Copy each line that contains the word "wheels".

DATA LISTING:

☆ ☆ ☆ ☆ ☆

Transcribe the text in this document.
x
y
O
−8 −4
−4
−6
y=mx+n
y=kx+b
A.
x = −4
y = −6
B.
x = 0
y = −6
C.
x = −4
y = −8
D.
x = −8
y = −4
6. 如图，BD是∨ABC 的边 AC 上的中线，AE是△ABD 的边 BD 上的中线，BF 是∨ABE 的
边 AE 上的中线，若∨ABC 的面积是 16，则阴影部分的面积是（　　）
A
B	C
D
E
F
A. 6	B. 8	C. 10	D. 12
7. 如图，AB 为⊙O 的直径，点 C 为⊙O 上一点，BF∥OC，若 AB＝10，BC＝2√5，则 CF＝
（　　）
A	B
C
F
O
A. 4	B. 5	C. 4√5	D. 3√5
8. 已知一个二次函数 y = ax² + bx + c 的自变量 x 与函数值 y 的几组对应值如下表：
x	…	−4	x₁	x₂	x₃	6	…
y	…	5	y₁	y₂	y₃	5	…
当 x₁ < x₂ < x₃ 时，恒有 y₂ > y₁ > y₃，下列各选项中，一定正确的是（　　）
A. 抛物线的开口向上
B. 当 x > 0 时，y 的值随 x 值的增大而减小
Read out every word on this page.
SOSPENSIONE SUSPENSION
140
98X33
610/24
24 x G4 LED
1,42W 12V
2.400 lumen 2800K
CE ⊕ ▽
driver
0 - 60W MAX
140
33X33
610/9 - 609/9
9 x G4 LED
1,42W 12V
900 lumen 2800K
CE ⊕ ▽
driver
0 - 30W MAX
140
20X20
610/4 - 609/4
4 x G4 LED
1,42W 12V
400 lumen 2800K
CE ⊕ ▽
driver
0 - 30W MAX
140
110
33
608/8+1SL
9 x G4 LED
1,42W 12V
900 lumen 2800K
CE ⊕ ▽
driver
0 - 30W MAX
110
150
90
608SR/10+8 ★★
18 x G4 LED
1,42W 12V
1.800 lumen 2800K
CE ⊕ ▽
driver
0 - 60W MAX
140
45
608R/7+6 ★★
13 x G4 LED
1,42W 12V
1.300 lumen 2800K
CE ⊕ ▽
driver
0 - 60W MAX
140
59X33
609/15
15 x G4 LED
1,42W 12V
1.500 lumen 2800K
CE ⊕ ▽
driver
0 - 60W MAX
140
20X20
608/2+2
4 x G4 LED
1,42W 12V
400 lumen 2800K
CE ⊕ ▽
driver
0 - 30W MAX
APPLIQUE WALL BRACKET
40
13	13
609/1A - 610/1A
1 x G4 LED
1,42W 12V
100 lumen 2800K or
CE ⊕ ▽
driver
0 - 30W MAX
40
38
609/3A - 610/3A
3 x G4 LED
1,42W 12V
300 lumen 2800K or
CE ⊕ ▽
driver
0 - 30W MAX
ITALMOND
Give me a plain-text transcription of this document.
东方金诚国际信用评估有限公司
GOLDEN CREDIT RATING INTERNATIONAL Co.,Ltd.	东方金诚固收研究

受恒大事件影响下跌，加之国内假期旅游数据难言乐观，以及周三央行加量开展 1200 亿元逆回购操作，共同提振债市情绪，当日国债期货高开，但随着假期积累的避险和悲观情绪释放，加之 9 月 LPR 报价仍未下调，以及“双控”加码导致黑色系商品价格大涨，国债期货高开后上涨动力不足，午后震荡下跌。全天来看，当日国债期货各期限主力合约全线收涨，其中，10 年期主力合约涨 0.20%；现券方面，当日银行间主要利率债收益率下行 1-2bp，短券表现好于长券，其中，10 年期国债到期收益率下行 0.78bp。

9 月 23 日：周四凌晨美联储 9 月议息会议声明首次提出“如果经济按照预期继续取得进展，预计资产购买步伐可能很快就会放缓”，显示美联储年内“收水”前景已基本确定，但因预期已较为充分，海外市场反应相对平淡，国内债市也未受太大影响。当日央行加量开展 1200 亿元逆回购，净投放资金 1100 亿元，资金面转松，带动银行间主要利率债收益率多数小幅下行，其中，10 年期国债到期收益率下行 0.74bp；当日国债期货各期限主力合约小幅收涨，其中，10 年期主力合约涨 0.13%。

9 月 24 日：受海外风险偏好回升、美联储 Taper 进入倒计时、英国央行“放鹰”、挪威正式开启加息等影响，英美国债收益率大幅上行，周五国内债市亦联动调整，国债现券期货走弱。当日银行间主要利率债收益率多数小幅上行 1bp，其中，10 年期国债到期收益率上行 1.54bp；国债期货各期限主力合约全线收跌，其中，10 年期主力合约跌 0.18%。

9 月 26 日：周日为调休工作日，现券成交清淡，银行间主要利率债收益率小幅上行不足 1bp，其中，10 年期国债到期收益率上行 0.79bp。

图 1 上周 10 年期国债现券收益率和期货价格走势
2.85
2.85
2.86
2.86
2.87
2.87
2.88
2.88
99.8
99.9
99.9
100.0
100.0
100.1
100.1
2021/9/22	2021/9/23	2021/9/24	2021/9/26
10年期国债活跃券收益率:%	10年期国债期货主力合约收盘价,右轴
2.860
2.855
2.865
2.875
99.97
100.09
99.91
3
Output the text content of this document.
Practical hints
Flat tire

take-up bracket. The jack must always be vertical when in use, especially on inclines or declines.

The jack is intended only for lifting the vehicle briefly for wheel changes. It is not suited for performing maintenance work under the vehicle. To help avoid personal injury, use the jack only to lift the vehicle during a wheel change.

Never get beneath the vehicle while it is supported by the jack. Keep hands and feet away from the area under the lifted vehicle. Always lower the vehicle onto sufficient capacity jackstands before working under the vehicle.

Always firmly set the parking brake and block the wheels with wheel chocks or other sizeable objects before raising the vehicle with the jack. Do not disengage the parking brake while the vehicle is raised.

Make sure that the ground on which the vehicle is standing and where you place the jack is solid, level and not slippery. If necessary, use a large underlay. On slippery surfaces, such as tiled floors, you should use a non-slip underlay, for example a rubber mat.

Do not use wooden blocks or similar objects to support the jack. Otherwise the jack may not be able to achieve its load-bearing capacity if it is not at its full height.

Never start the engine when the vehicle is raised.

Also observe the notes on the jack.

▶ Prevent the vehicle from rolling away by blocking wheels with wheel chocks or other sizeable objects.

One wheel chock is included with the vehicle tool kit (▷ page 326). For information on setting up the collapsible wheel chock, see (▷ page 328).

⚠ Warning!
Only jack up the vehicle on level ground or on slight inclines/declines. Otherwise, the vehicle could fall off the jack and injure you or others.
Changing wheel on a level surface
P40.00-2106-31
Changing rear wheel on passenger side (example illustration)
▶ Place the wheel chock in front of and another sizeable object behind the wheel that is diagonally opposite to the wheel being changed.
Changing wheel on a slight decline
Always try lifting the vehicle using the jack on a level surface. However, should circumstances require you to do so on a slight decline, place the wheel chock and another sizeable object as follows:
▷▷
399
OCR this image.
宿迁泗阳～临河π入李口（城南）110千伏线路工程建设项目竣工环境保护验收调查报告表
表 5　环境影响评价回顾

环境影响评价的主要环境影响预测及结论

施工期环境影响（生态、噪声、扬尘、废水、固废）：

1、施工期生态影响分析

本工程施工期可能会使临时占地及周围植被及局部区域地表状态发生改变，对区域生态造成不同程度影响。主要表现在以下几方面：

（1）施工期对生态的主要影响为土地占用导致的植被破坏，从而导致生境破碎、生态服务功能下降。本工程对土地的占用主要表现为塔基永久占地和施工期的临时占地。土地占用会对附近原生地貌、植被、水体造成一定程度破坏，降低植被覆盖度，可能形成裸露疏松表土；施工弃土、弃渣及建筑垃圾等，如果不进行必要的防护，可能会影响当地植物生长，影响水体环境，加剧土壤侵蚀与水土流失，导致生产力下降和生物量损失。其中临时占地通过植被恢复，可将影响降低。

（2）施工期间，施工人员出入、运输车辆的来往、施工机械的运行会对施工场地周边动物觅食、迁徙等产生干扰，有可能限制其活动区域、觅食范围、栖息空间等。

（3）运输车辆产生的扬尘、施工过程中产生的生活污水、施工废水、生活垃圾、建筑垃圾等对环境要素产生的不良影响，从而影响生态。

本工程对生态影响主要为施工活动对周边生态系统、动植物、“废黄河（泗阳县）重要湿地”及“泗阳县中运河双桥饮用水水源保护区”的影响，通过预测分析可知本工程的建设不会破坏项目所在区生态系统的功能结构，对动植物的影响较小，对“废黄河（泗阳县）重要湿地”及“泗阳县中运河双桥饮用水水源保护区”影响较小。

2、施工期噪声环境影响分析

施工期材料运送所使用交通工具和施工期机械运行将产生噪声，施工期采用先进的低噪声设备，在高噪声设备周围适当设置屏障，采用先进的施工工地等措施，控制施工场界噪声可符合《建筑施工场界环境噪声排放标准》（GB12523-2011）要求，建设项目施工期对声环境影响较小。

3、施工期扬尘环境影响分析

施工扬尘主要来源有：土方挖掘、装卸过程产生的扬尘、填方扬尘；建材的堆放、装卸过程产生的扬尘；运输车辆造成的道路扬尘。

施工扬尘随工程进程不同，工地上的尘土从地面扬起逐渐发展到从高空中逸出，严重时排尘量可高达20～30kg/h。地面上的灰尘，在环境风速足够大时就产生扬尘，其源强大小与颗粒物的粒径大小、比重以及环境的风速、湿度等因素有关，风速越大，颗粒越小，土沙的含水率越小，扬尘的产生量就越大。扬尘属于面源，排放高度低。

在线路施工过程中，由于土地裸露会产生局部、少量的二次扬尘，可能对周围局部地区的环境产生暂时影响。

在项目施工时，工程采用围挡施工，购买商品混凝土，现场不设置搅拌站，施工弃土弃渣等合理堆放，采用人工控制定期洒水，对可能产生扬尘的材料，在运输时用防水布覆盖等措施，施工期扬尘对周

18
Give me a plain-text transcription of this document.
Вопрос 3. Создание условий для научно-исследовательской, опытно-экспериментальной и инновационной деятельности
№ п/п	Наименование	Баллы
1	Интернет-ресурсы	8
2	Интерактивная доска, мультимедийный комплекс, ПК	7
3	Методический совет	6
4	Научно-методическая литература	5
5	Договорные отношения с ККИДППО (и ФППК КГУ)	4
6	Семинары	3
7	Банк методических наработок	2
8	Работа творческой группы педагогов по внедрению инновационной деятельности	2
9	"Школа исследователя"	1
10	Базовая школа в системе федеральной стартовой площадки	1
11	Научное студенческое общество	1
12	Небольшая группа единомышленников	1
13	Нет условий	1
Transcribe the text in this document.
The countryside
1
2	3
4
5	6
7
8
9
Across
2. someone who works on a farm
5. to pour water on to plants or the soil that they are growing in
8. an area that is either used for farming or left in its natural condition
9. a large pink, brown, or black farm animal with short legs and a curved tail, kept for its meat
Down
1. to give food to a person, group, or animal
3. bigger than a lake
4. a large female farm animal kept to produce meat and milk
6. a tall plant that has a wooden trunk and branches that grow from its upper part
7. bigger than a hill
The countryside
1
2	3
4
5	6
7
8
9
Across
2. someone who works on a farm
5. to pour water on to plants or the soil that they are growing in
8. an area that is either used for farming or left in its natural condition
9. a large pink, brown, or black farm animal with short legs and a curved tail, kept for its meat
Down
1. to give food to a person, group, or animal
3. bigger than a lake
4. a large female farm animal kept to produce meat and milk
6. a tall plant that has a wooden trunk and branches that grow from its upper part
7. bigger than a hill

☆ ☆ ☆ ☆ ☆

WRITTEN REPLY:
Always firmly set the parking brake and block the wheels with wheel chocks or other sizeable objects before raising the vehicle with the jack. Do not disengage the parking brake while the vehicle is raised.
▶ Prevent the vehicle from rolling away by blocking wheels with wheel chocks or other sizeable objects.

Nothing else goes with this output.